- YOUR TASK:
Transcribe the following entries word for word; no picture is to appear in the copy.

- MATERIAL FOR THIS TASK:
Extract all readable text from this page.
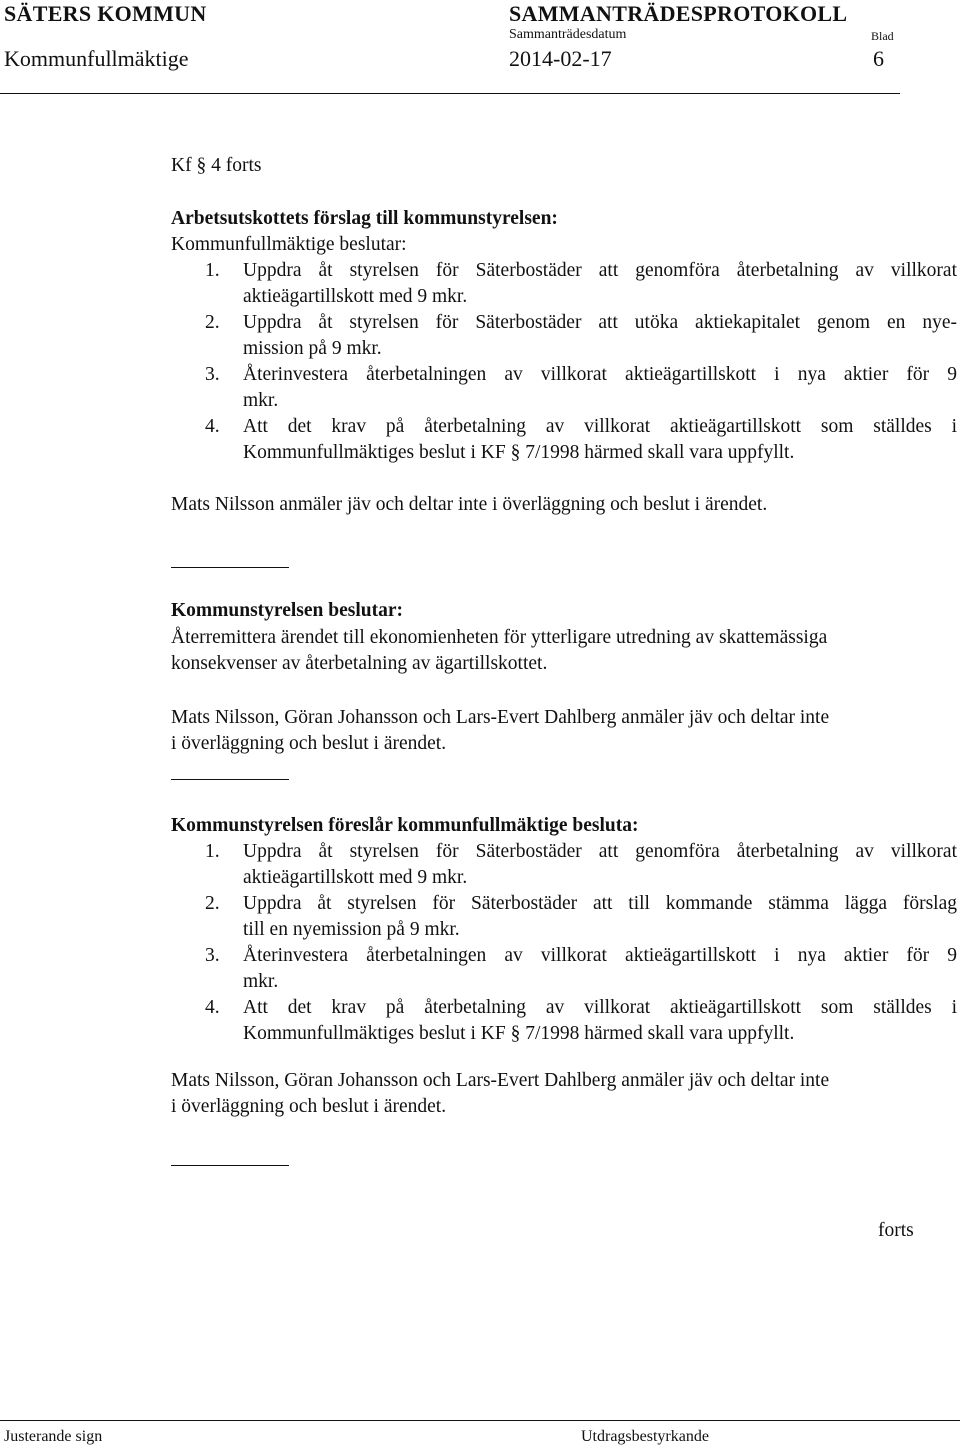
SÄTERS KOMMUN	SAMMANTRÄDESPROTOKOLL
Sammanträdesdatum	Blad
Kommunfullmäktige	2014-02-17	6
Kf § 4 forts
Arbetsutskottets förslag till kommunstyrelsen:
Kommunfullmäktige beslutar:
1.	Uppdra åt styrelsen för Säterbostäder att genomföra återbetalning av villkorat
aktieägartillskott med 9 mkr.
2.	Uppdra åt styrelsen för Säterbostäder att utöka aktiekapitalet genom en nye-
mission på 9 mkr.
3.	Återinvestera återbetalningen av villkorat aktieägartillskott i nya aktier för 9
mkr.
4.	Att det krav på återbetalning av villkorat aktieägartillskott som ställdes i
Kommunfullmäktiges beslut i KF § 7/1998 härmed skall vara uppfyllt.
Mats Nilsson anmäler jäv och deltar inte i överläggning och beslut i ärendet.
Kommunstyrelsen beslutar:
Återremittera ärendet till ekonomienheten för ytterligare utredning av skattemässiga
konsekvenser av återbetalning av ägartillskottet.
Mats Nilsson, Göran Johansson och Lars-Evert Dahlberg anmäler jäv och deltar inte
i överläggning och beslut i ärendet.
Kommunstyrelsen föreslår kommunfullmäktige besluta:
1.	Uppdra åt styrelsen för Säterbostäder att genomföra återbetalning av villkorat
aktieägartillskott med 9 mkr.
2.	Uppdra åt styrelsen för Säterbostäder att till kommande stämma lägga förslag
till en nyemission på 9 mkr.
3.	Återinvestera återbetalningen av villkorat aktieägartillskott i nya aktier för 9
mkr.
4.	Att det krav på återbetalning av villkorat aktieägartillskott som ställdes i
Kommunfullmäktiges beslut i KF § 7/1998 härmed skall vara uppfyllt.
Mats Nilsson, Göran Johansson och Lars-Evert Dahlberg anmäler jäv och deltar inte
i överläggning och beslut i ärendet.
forts
Justerande sign	Utdragsbestyrkande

- RESULT BELOW:
Extract all readable text from this page.
SÄTERS KOMMUN	SAMMANTRÄDESPROTOKOLL
Sammanträdesdatum	Blad
Kommunfullmäktige	2014-02-17	6
Kf § 4 forts
Arbetsutskottets förslag till kommunstyrelsen:
Kommunfullmäktige beslutar:
1.	Uppdra åt styrelsen för Säterbostäder att genomföra återbetalning av villkorat
aktieägartillskott med 9 mkr.
2.	Uppdra åt styrelsen för Säterbostäder att utöka aktiekapitalet genom en nye-
mission på 9 mkr.
3.	Återinvestera återbetalningen av villkorat aktieägartillskott i nya aktier för 9
mkr.
4.	Att det krav på återbetalning av villkorat aktieägartillskott som ställdes i
Kommunfullmäktiges beslut i KF § 7/1998 härmed skall vara uppfyllt.
Mats Nilsson anmäler jäv och deltar inte i överläggning och beslut i ärendet.
Kommunstyrelsen beslutar:
Återremittera ärendet till ekonomienheten för ytterligare utredning av skattemässiga
konsekvenser av återbetalning av ägartillskottet.
Mats Nilsson, Göran Johansson och Lars-Evert Dahlberg anmäler jäv och deltar inte
i överläggning och beslut i ärendet.
Kommunstyrelsen föreslår kommunfullmäktige besluta:
1.	Uppdra åt styrelsen för Säterbostäder att genomföra återbetalning av villkorat
aktieägartillskott med 9 mkr.
2.	Uppdra åt styrelsen för Säterbostäder att till kommande stämma lägga förslag
till en nyemission på 9 mkr.
3.	Återinvestera återbetalningen av villkorat aktieägartillskott i nya aktier för 9
mkr.
4.	Att det krav på återbetalning av villkorat aktieägartillskott som ställdes i
Kommunfullmäktiges beslut i KF § 7/1998 härmed skall vara uppfyllt.
Mats Nilsson, Göran Johansson och Lars-Evert Dahlberg anmäler jäv och deltar inte
i överläggning och beslut i ärendet.
forts
Justerande sign	Utdragsbestyrkande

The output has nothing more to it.